DATA EXCERPTS ->
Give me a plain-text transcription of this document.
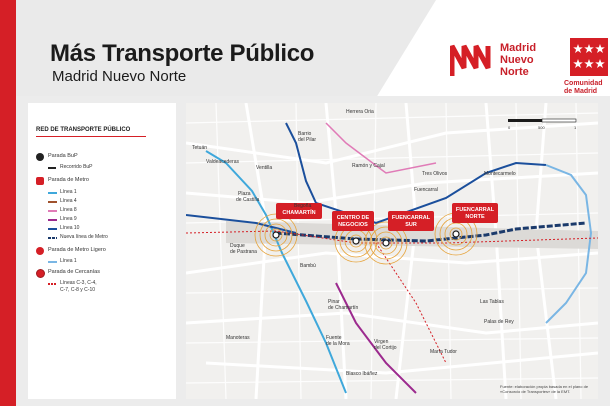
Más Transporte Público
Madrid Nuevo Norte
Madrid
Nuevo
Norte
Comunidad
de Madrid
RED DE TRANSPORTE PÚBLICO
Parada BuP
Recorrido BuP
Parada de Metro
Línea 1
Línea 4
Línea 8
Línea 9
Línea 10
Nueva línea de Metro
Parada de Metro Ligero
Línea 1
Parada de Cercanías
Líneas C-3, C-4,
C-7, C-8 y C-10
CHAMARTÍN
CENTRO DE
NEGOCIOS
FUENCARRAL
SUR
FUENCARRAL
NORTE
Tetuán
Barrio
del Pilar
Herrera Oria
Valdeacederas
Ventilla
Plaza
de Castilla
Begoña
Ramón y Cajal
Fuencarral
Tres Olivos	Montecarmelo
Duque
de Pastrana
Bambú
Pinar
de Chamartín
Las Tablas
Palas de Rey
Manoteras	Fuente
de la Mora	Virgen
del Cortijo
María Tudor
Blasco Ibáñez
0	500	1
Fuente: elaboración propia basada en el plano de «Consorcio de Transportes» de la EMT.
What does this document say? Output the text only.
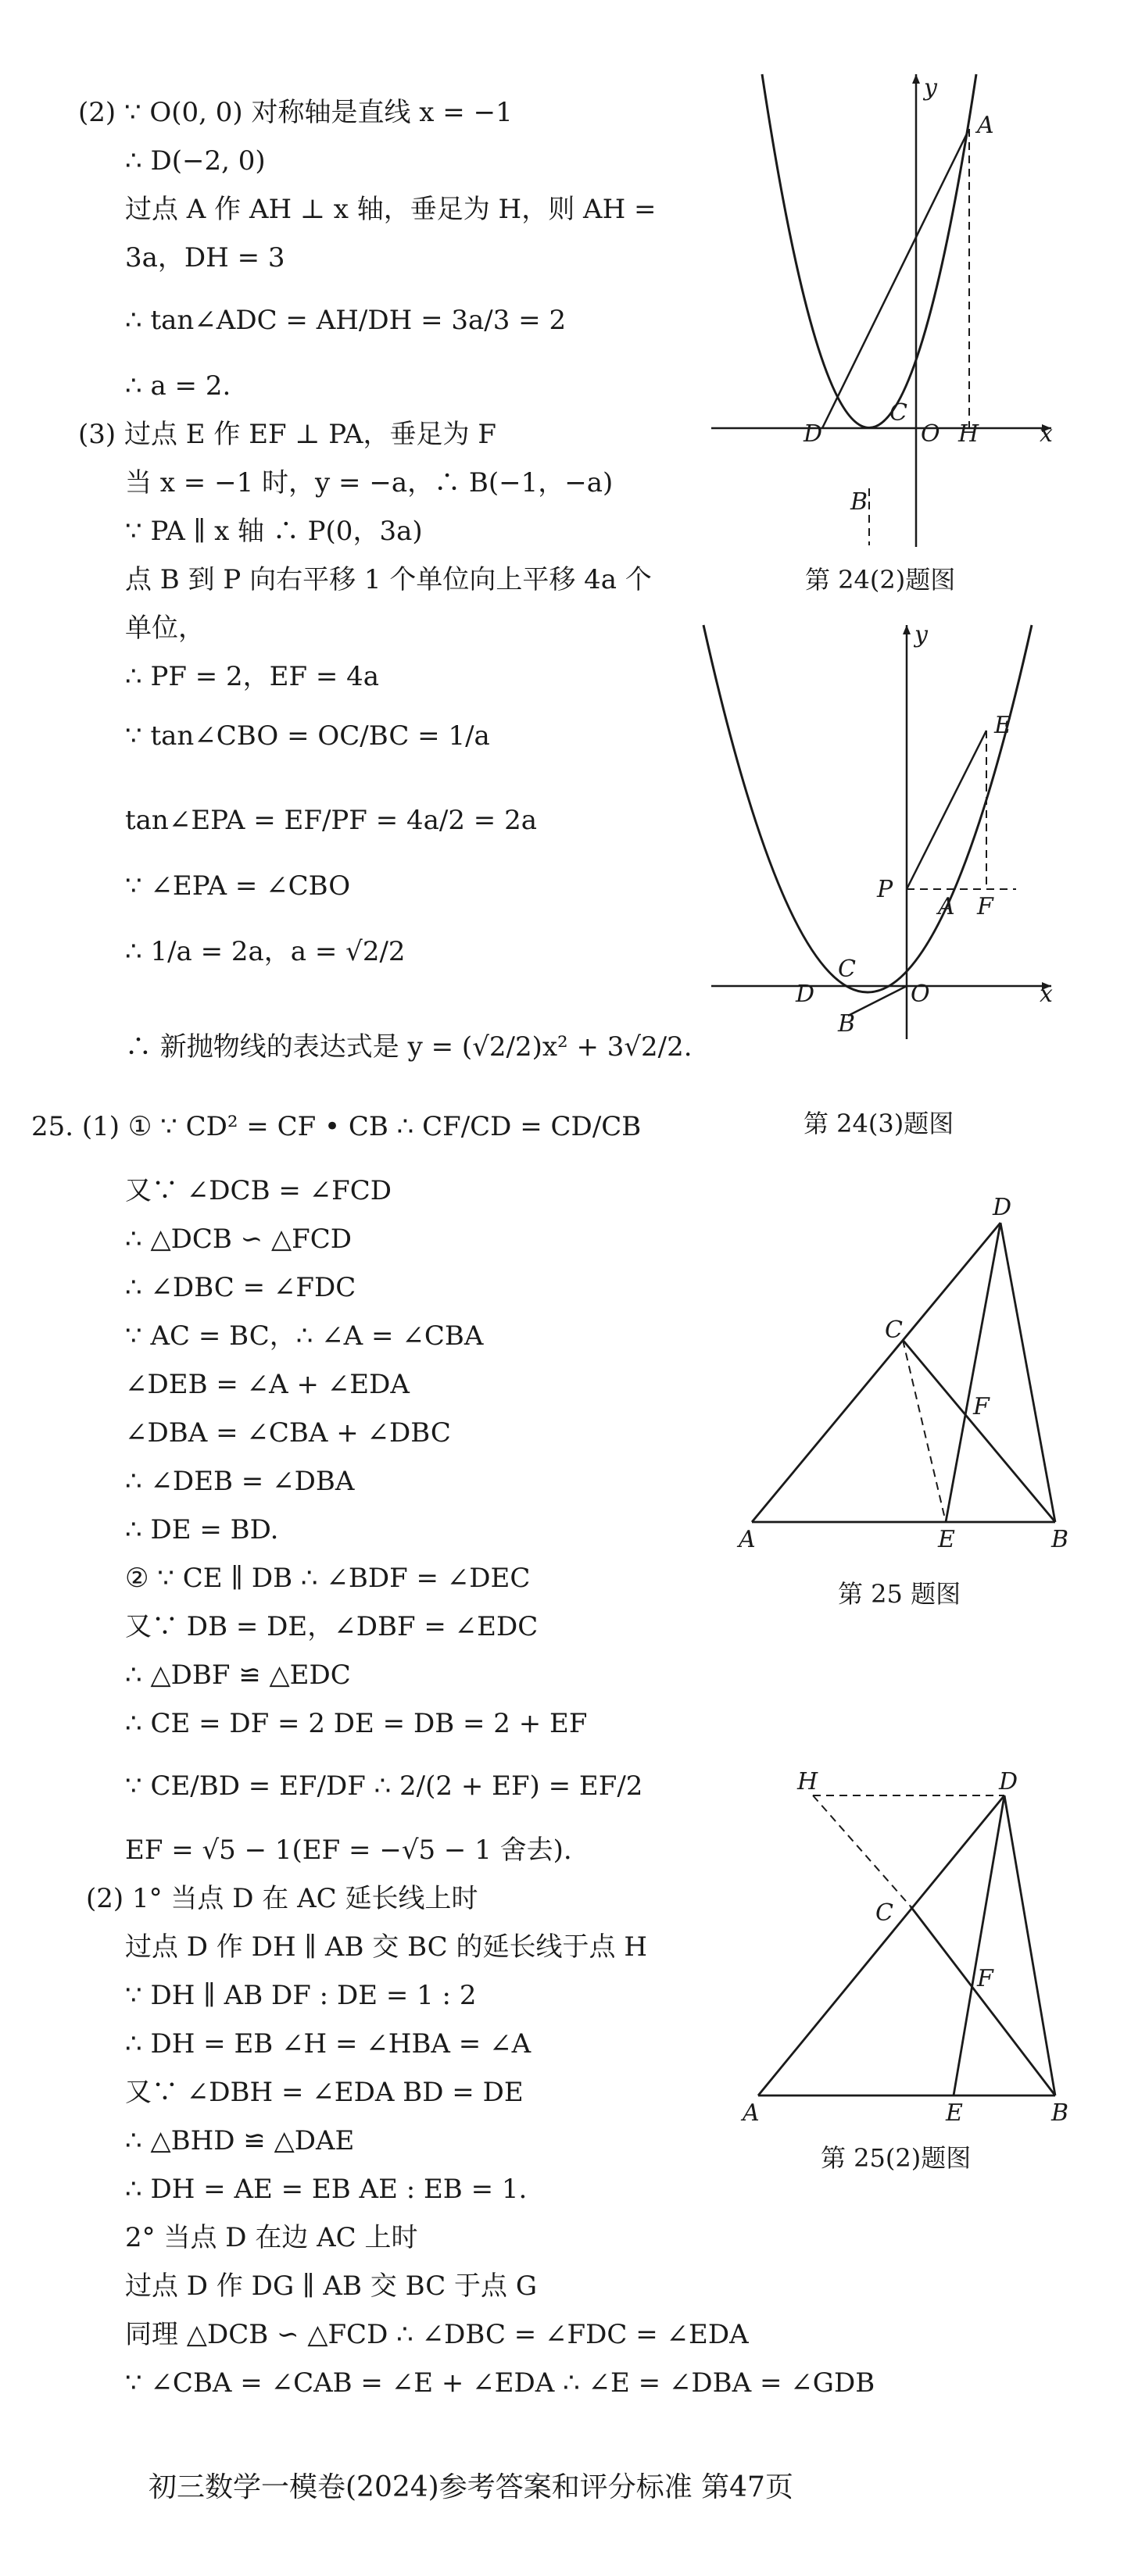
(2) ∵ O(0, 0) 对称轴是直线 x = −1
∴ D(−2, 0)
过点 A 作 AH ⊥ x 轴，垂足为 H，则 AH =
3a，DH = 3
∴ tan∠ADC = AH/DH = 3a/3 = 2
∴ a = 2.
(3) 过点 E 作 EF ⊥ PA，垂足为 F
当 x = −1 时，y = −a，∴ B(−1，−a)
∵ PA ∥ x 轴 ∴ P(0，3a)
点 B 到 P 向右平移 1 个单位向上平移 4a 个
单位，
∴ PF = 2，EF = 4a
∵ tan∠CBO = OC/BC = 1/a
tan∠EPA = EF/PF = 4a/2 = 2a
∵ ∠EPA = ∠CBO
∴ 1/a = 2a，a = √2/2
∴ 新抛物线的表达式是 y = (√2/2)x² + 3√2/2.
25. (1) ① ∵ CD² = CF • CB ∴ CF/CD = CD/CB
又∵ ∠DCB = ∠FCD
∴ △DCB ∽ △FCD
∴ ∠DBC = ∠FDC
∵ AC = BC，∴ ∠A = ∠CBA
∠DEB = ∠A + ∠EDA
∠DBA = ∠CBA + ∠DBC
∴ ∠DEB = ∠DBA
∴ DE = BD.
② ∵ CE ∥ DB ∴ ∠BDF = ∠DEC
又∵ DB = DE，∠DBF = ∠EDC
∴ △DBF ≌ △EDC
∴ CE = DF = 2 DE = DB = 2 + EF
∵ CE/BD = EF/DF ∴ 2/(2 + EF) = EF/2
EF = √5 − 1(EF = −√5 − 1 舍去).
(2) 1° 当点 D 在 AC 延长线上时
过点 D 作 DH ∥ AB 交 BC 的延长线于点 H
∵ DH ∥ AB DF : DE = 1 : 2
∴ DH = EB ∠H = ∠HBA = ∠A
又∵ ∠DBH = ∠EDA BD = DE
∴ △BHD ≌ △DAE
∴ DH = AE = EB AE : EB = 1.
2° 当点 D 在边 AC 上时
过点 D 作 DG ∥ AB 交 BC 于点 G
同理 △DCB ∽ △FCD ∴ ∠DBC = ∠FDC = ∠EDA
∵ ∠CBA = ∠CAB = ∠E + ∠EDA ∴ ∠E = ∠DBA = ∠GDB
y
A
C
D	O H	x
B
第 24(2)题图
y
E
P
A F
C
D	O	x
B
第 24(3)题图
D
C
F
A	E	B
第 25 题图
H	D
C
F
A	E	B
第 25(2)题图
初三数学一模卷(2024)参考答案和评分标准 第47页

DIRECTIONS FOR THIS TASK -> Reproduce every line above as written, skipping pictures.

WRITTEN SOLUTION ->
Give me a plain-text transcription of this document.
Más Transporte Público
Madrid Nuevo Norte
Madrid
Nuevo
Norte
Comunidad
de Madrid
RED DE TRANSPORTE PÚBLICO
Parada BuP
Recorrido BuP
Parada de Metro
Línea 1
Línea 4
Línea 8
Línea 9
Línea 10
Nueva línea de Metro
Parada de Metro Ligero
Línea 1
Parada de Cercanías
Líneas C-3, C-4,
C-7, C-8 y C-10
CHAMARTÍN
CENTRO DE
NEGOCIOS
FUENCARRAL
SUR
FUENCARRAL
NORTE
Tetuán
Barrio
del Pilar
Herrera Oria
Valdeacederas
Ventilla
Plaza
de Castilla
Begoña
Ramón y Cajal
Fuencarral
Tres Olivos	Montecarmelo
Duque
de Pastrana
Bambú
Pinar
de Chamartín
Las Tablas
Palas de Rey
Manoteras	Fuente
de la Mora	Virgen
del Cortijo
María Tudor
Blasco Ibáñez
0	500	1
Fuente: elaboración propia basada en el plano de «Consorcio de Transportes» de la EMT.
What does this document say? Output the text only.
(2) ∵ O(0, 0) 对称轴是直线 x = −1
∴ D(−2, 0)
过点 A 作 AH ⊥ x 轴，垂足为 H，则 AH =
3a，DH = 3
∴ tan∠ADC = AH/DH = 3a/3 = 2
∴ a = 2.
(3) 过点 E 作 EF ⊥ PA，垂足为 F
当 x = −1 时，y = −a，∴ B(−1，−a)
∵ PA ∥ x 轴 ∴ P(0，3a)
点 B 到 P 向右平移 1 个单位向上平移 4a 个
单位，
∴ PF = 2，EF = 4a
∵ tan∠CBO = OC/BC = 1/a
tan∠EPA = EF/PF = 4a/2 = 2a
∵ ∠EPA = ∠CBO
∴ 1/a = 2a，a = √2/2
∴ 新抛物线的表达式是 y = (√2/2)x² + 3√2/2.
25. (1) ① ∵ CD² = CF • CB ∴ CF/CD = CD/CB
又∵ ∠DCB = ∠FCD
∴ △DCB ∽ △FCD
∴ ∠DBC = ∠FDC
∵ AC = BC，∴ ∠A = ∠CBA
∠DEB = ∠A + ∠EDA
∠DBA = ∠CBA + ∠DBC
∴ ∠DEB = ∠DBA
∴ DE = BD.
② ∵ CE ∥ DB ∴ ∠BDF = ∠DEC
又∵ DB = DE，∠DBF = ∠EDC
∴ △DBF ≌ △EDC
∴ CE = DF = 2 DE = DB = 2 + EF
∵ CE/BD = EF/DF ∴ 2/(2 + EF) = EF/2
EF = √5 − 1(EF = −√5 − 1 舍去).
(2) 1° 当点 D 在 AC 延长线上时
过点 D 作 DH ∥ AB 交 BC 的延长线于点 H
∵ DH ∥ AB DF : DE = 1 : 2
∴ DH = EB ∠H = ∠HBA = ∠A
又∵ ∠DBH = ∠EDA BD = DE
∴ △BHD ≌ △DAE
∴ DH = AE = EB AE : EB = 1.
2° 当点 D 在边 AC 上时
过点 D 作 DG ∥ AB 交 BC 于点 G
同理 △DCB ∽ △FCD ∴ ∠DBC = ∠FDC = ∠EDA
∵ ∠CBA = ∠CAB = ∠E + ∠EDA ∴ ∠E = ∠DBA = ∠GDB
y
A
C
D	O H	x
B
第 24(2)题图
y
E
P
A F
C
D	O	x
B
第 24(3)题图
D
C
F
A	E	B
第 25 题图
H	D
C
F
A	E	B
第 25(2)题图
初三数学一模卷(2024)参考答案和评分标准 第47页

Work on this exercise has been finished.